• _Task description_
Copy out word for word the lines of the data starting at the line that contains "notice-more-plus-icon[interactable] — [407, 410, 422, 425]" and ending at the line that contains "close-icon[interactable]: × —".

[Labeled box records]
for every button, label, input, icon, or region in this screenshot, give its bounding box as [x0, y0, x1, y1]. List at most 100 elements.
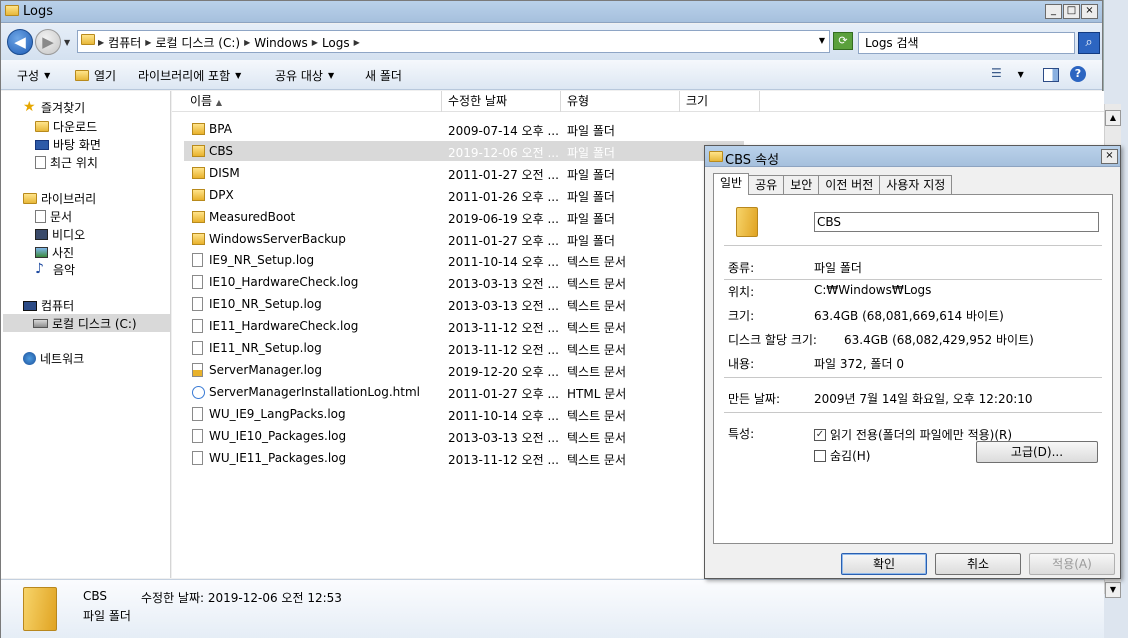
scroll-up-icon[interactable]: ▲: [1105, 110, 1121, 126]
share-button[interactable]: 공유 대상 ▼: [275, 67, 334, 84]
table-row[interactable]: ServerManager.log 2019-12-20 오후 ... 텍스트 문서: [184, 360, 744, 380]
table-row[interactable]: IE10_NR_Setup.log 2013-03-13 오전 ... 텍스트 문서: [184, 294, 744, 314]
file-date: 2011-10-14 오후 ...: [448, 408, 559, 423]
advanced-button[interactable]: 고급(D)...: [976, 441, 1098, 463]
chevron-right-icon[interactable]: ▶: [145, 38, 151, 47]
chevron-right-icon[interactable]: ▶: [98, 38, 104, 47]
dialog-title-bar[interactable]: CBS 속성 ×: [705, 146, 1120, 168]
table-row[interactable]: BPA 2009-07-14 오후 ... 파일 폴더: [184, 119, 744, 139]
new-folder-button[interactable]: 새 폴더: [365, 67, 402, 84]
table-row[interactable]: WU_IE9_LangPacks.log 2011-10-14 오후 ... 텍스트…: [184, 404, 744, 424]
breadcrumb-logs[interactable]: Logs: [322, 36, 350, 50]
desktop-icon: [35, 139, 49, 150]
folder-name-field[interactable]: [814, 212, 1099, 232]
include-library-button[interactable]: 라이브러리에 포함 ▼: [138, 67, 241, 84]
table-row[interactable]: MeasuredBoot 2019-06-19 오후 ... 파일 폴더: [184, 207, 744, 227]
preview-pane-button[interactable]: [1043, 68, 1059, 82]
table-row[interactable]: IE9_NR_Setup.log 2011-10-14 오후 ... 텍스트 문서: [184, 250, 744, 270]
view-options-button[interactable]: ☰ ▼: [991, 66, 1024, 80]
chevron-right-icon[interactable]: ▶: [354, 38, 360, 47]
refresh-button[interactable]: ⟳: [833, 32, 853, 50]
chevron-right-icon[interactable]: ▶: [312, 38, 318, 47]
column-type[interactable]: 유형: [561, 91, 680, 112]
file-date: 2019-12-06 오전 ...: [448, 145, 559, 160]
table-row[interactable]: WU_IE11_Packages.log 2013-11-12 오전 ... 텍스트…: [184, 448, 744, 468]
breadcrumb-windows[interactable]: Windows: [254, 36, 308, 50]
organize-button[interactable]: 구성 ▼: [17, 67, 50, 84]
nav-local-disk[interactable]: 로컬 디스크 (C:): [3, 314, 170, 332]
minimize-button[interactable]: _: [1045, 4, 1062, 19]
picture-icon: [35, 247, 48, 258]
title-bar[interactable]: Logs _ □ ×: [1, 1, 1102, 23]
table-row[interactable]: IE10_HardwareCheck.log 2013-03-13 오전 ... 텍…: [184, 272, 744, 292]
cancel-button[interactable]: 취소: [935, 553, 1021, 575]
search-input[interactable]: [861, 34, 1051, 52]
file-name: WU_IE10_Packages.log: [209, 428, 347, 443]
type-value: 파일 폴더: [814, 261, 862, 275]
tab-previous-versions[interactable]: 이전 버전: [818, 175, 881, 195]
forward-button[interactable]: ▶: [35, 29, 61, 55]
nav-label: 사진: [52, 246, 75, 260]
dialog-close-button[interactable]: ×: [1101, 149, 1118, 164]
nav-downloads[interactable]: 다운로드: [35, 118, 97, 135]
table-row[interactable]: IE11_NR_Setup.log 2013-11-12 오전 ... 텍스트 문서: [184, 338, 744, 358]
chevron-down-icon: ▼: [327, 71, 335, 80]
column-name[interactable]: 이름 ▲: [184, 91, 442, 112]
ok-button[interactable]: 확인: [841, 553, 927, 575]
file-type: 파일 폴더: [567, 211, 615, 226]
nav-computer[interactable]: 컴퓨터: [23, 297, 74, 314]
tab-customize[interactable]: 사용자 지정: [879, 175, 953, 195]
nav-label: 문서: [50, 210, 73, 224]
nav-network[interactable]: 네트워크: [23, 350, 84, 367]
nav-pictures[interactable]: 사진: [35, 244, 74, 261]
breadcrumb-local-disk[interactable]: 로컬 디스크 (C:): [155, 34, 240, 51]
chevron-down-icon: ▼: [44, 71, 51, 80]
folder-large-icon: [736, 207, 758, 237]
location-value: C:₩Windows₩Logs: [814, 283, 932, 297]
address-dropdown-icon[interactable]: ▼: [819, 36, 825, 45]
folder-icon: [709, 151, 723, 162]
hidden-checkbox[interactable]: 숨김(H): [814, 447, 870, 464]
open-button[interactable]: 열기: [75, 67, 116, 84]
column-size[interactable]: 크기: [680, 91, 760, 112]
file-name: IE10_HardwareCheck.log: [209, 275, 359, 290]
address-bar[interactable]: ▶ 컴퓨터 ▶ 로컬 디스크 (C:) ▶ Windows ▶ Logs ▶ ▼: [77, 30, 830, 53]
search-button[interactable]: ⌕: [1078, 32, 1100, 54]
close-button[interactable]: ×: [1081, 4, 1098, 19]
folder-icon: [81, 34, 95, 45]
apply-button[interactable]: 적용(A): [1029, 553, 1115, 575]
table-row[interactable]: DPX 2011-01-26 오후 ... 파일 폴더: [184, 185, 744, 205]
recent-pages-dropdown[interactable]: ▼: [64, 38, 70, 47]
text-file-icon: [192, 428, 203, 443]
table-row[interactable]: DISM 2011-01-27 오전 ... 파일 폴더: [184, 163, 744, 183]
scroll-down-icon[interactable]: ▼: [1105, 582, 1121, 598]
table-row[interactable]: IE11_HardwareCheck.log 2013-11-12 오전 ... 텍…: [184, 316, 744, 336]
maximize-button[interactable]: □: [1063, 4, 1080, 19]
nav-libraries[interactable]: 라이브러리: [23, 190, 96, 207]
table-row[interactable]: ServerManagerInstallationLog.html 2011-01…: [184, 382, 744, 402]
column-modified[interactable]: 수정한 날짜: [442, 91, 561, 112]
search-icon: ⌕: [1085, 35, 1093, 50]
nav-desktop[interactable]: 바탕 화면: [35, 136, 101, 153]
tab-general[interactable]: 일반: [713, 173, 750, 195]
nav-music[interactable]: ♪ 음악: [35, 261, 75, 278]
nav-videos[interactable]: 비디오: [35, 226, 85, 243]
nav-recent[interactable]: 최근 위치: [35, 154, 98, 171]
breadcrumb-computer[interactable]: 컴퓨터: [108, 34, 141, 51]
table-row[interactable]: WindowsServerBackup 2011-01-27 오후 ... 파일 폴…: [184, 229, 744, 249]
hidden-label: 숨김(H): [830, 449, 871, 463]
table-row[interactable]: CBS 2019-12-06 오전 ... 파일 폴더: [184, 140, 744, 161]
refresh-icon: ⟳: [838, 34, 848, 47]
file-date: 2013-03-13 오전 ...: [448, 430, 559, 445]
html-file-icon: [192, 385, 205, 399]
chevron-right-icon[interactable]: ▶: [244, 38, 250, 47]
help-icon[interactable]: ?: [1070, 66, 1086, 82]
tab-sharing[interactable]: 공유: [748, 175, 785, 195]
table-row[interactable]: WU_IE10_Packages.log 2013-03-13 오전 ... 텍스트…: [184, 426, 744, 446]
file-date: 2011-01-27 오후 ...: [448, 233, 559, 248]
nav-favorites[interactable]: ★ 즐겨찾기: [23, 99, 85, 116]
file-type: 텍스트 문서: [567, 364, 627, 379]
back-button[interactable]: ◀: [7, 29, 33, 55]
tab-security[interactable]: 보안: [783, 175, 820, 195]
nav-documents[interactable]: 문서: [35, 208, 72, 225]
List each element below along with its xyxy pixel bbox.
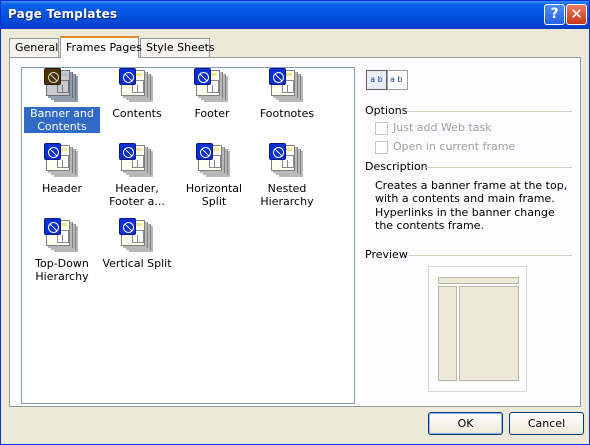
template-label: Footnotes [259,107,315,120]
window-title: Page Templates [8,7,118,21]
open-in-current-frame-checkbox[interactable]: Open in current frame [375,140,515,154]
template-label: Contents [112,107,162,120]
template-footnotes[interactable]: Footnotes [249,68,325,120]
large-icons-view-button[interactable]: a b [366,70,387,90]
tab-general[interactable]: General [9,38,59,57]
template-header[interactable]: Header [24,143,100,195]
ok-button[interactable]: OK [428,412,503,435]
preview-main-frame [459,286,519,381]
template-label: Banner and Contents [24,107,100,133]
checkbox-box [375,140,388,154]
template-label: Header [41,182,83,195]
template-horizontal-split[interactable]: Horizontal Split [174,143,254,208]
just-add-web-task-checkbox[interactable]: Just add Web task [375,121,492,135]
preview-heading: Preview [365,248,412,261]
template-header-footer[interactable]: Header, Footer a... [99,143,175,208]
description-heading: Description [365,160,432,173]
title-bar[interactable]: Page Templates ? ✕ [1,1,589,29]
page-templates-dialog: Page Templates ? ✕ General Frames Pages … [0,0,590,445]
cancel-button[interactable]: Cancel [509,412,584,435]
frames-page-icon [196,143,230,177]
template-label: Vertical Split [102,257,172,270]
template-top-down-hierarchy[interactable]: Top-Down Hierarchy [24,218,100,283]
preview-image [428,266,527,392]
frames-pages-panel: Banner and Contents Contents Footer Foot… [9,57,581,407]
help-button[interactable]: ? [544,4,565,25]
template-label: Horizontal Split [185,182,243,208]
preview-divider [409,255,572,256]
checkbox-label: Open in current frame [393,140,516,153]
template-nested-hierarchy[interactable]: Nested Hierarchy [249,143,325,208]
preview-banner-frame [438,277,519,284]
template-label: Header, Footer a... [109,182,165,208]
frames-page-icon [44,143,78,177]
template-contents[interactable]: Contents [99,68,175,120]
template-label: Nested Hierarchy [260,182,314,208]
template-list[interactable]: Banner and Contents Contents Footer Foot… [21,67,355,404]
frames-page-icon [119,143,153,177]
template-label: Top-Down Hierarchy [35,257,89,283]
description-divider [424,167,572,168]
close-button[interactable]: ✕ [566,4,587,25]
checkbox-label: Just add Web task [393,121,492,134]
options-divider [407,111,572,112]
frames-page-icon [119,218,153,252]
template-footer[interactable]: Footer [174,68,250,120]
frames-page-icon [44,68,78,102]
description-text: Creates a banner frame at the top, with … [375,179,568,232]
frames-page-icon [269,68,303,102]
frames-page-icon [44,218,78,252]
frames-page-icon [119,68,153,102]
view-toggle: a b a b [366,70,408,90]
template-banner-and-contents[interactable]: Banner and Contents [24,68,100,133]
frames-page-icon [194,68,228,102]
preview-contents-frame [438,286,457,381]
list-view-button[interactable]: a b [387,70,408,90]
template-label: Footer [194,107,230,120]
options-heading: Options [365,104,412,117]
template-vertical-split[interactable]: Vertical Split [99,218,175,270]
checkbox-box [375,121,388,135]
frames-page-icon [269,143,303,177]
tab-style-sheets[interactable]: Style Sheets [140,38,215,57]
tab-frames-pages[interactable]: Frames Pages [60,36,142,58]
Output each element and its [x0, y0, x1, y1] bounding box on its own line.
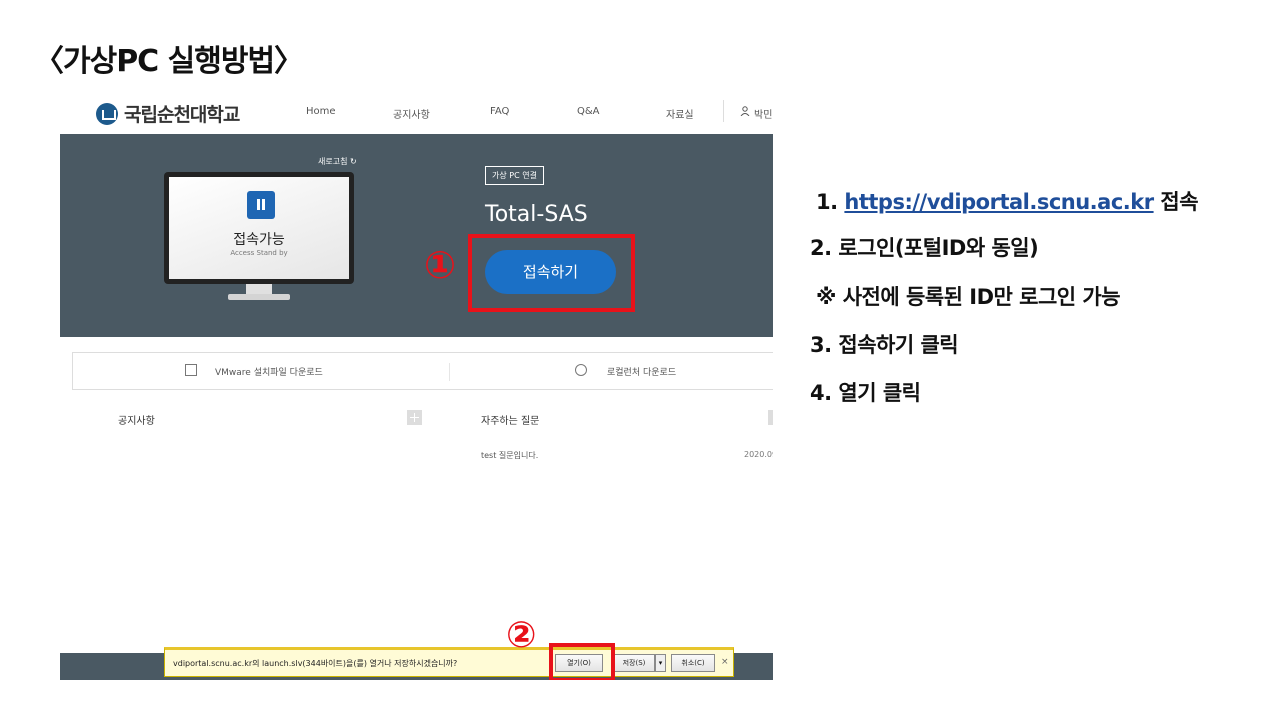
notice-more-plus-icon[interactable] — [407, 410, 422, 425]
faq-more-plus-icon[interactable] — [768, 410, 773, 425]
nav-divider — [723, 100, 724, 122]
university-logo[interactable]: 국립순천대학교 — [96, 100, 240, 127]
faq-board-title: 자주하는 질문 — [481, 416, 540, 427]
close-icon[interactable]: × — [721, 657, 729, 667]
portal-url-link[interactable]: https://vdiportal.scnu.ac.kr — [844, 190, 1154, 214]
cancel-button[interactable]: 취소(C) — [671, 654, 715, 672]
pause-icon — [247, 191, 275, 219]
connection-status: 접속가능 — [233, 232, 285, 248]
step2-highlight-box — [549, 643, 615, 680]
vdi-hero-panel: 새로고침 ↻ 접속가능 Access Stand by 가상 PC 연결 Tot… — [60, 134, 773, 337]
site-header: 국립순천대학교 Home 공지사항 FAQ Q&A 자료실 박민 — [60, 90, 773, 134]
user-name[interactable]: 박민 — [754, 106, 772, 121]
instruction-step-2: 2. 로그인(포털ID와 동일) — [810, 236, 1039, 260]
monitor-illustration: 접속가능 Access Stand by — [164, 172, 354, 284]
step1-highlight-box — [468, 234, 635, 312]
monitor-screen: 접속가능 Access Stand by — [169, 177, 349, 279]
save-button[interactable]: 저장(S) — [613, 654, 655, 672]
service-name: Total-SAS — [485, 202, 588, 227]
faq-list-item[interactable]: test 질문입니다. — [481, 450, 538, 461]
slide-title: 〈가상PC 실행방법〉 — [34, 44, 304, 79]
faq-list-date: 2020.09 — [744, 450, 773, 459]
user-icon[interactable] — [740, 106, 750, 116]
nav-resources[interactable]: 자료실 — [666, 106, 694, 121]
step2-marker: ② — [506, 615, 537, 656]
portal-screenshot: 국립순천대학교 Home 공지사항 FAQ Q&A 자료실 박민 새로고침 ↻ … — [60, 90, 773, 680]
refresh-button[interactable]: 새로고침 ↻ — [318, 156, 357, 167]
notice-board-title: 공지사항 — [118, 416, 155, 427]
nav-faq[interactable]: FAQ — [490, 106, 509, 117]
document-icon — [185, 364, 197, 376]
launcher-icon — [575, 364, 587, 376]
logo-text: 국립순천대학교 — [124, 104, 240, 126]
nav-qna[interactable]: Q&A — [577, 106, 600, 117]
monitor-base — [228, 294, 290, 300]
instruction-step-1: 1. https://vdiportal.scnu.ac.kr 접속 — [816, 186, 1199, 216]
vdi-connect-tag: 가상 PC 연결 — [485, 166, 544, 185]
launcher-download-link[interactable]: 로컬런처 다운로드 — [607, 365, 676, 378]
download-bar: VMware 설치파일 다운로드 로컬런처 다운로드 — [72, 352, 773, 390]
step1-number: 1. — [816, 190, 845, 214]
vmware-download-link[interactable]: VMware 설치파일 다운로드 — [215, 365, 323, 378]
download-divider — [449, 363, 450, 381]
university-emblem-icon — [96, 102, 118, 125]
nav-notice[interactable]: 공지사항 — [393, 106, 430, 121]
instruction-step-3: 3. 접속하기 클릭 — [810, 333, 959, 357]
step1-suffix: 접속 — [1153, 190, 1199, 214]
instruction-note: ※ 사전에 등록된 ID만 로그인 가능 — [816, 285, 1121, 309]
download-notification-bar: vdiportal.scnu.ac.kr의 launch.slv(344바이트)… — [164, 647, 734, 677]
step1-marker: ① — [424, 243, 457, 287]
save-options-dropdown[interactable]: ▾ — [655, 654, 666, 672]
download-prompt-message: vdiportal.scnu.ac.kr의 launch.slv(344바이트)… — [173, 659, 458, 668]
connection-status-sub: Access Stand by — [230, 249, 288, 257]
instruction-step-4: 4. 열기 클릭 — [810, 381, 921, 405]
nav-home[interactable]: Home — [306, 106, 336, 117]
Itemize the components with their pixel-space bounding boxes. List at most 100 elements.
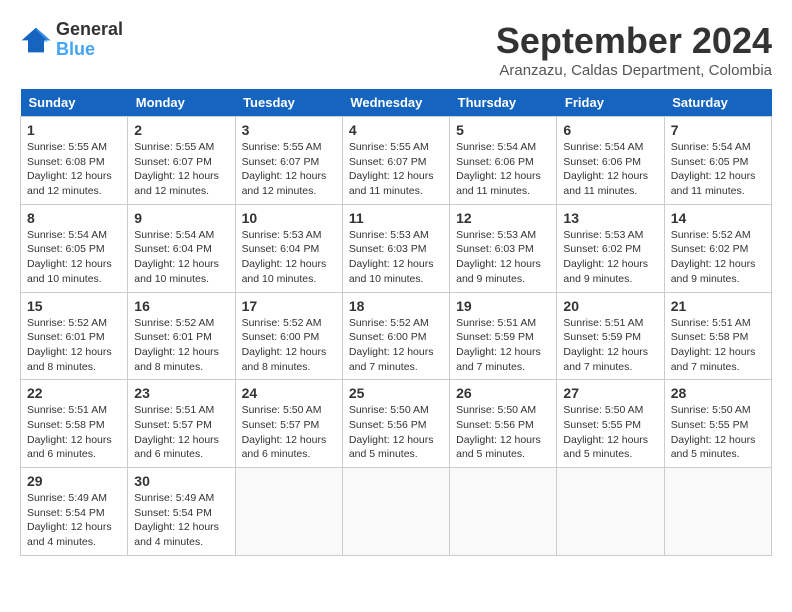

• _Output for this exercise_
notice-more-plus-icon[interactable] — [407, 410, 422, 425]
faq-more-plus-icon[interactable] — [768, 410, 773, 425]
nav-divider — [723, 100, 724, 122]
university-logo[interactable]: 국립순천대학교 — [96, 100, 240, 127]
faq-board-title: 자주하는 질문 — [481, 416, 540, 427]
close-icon[interactable]: × — [721, 657, 729, 667]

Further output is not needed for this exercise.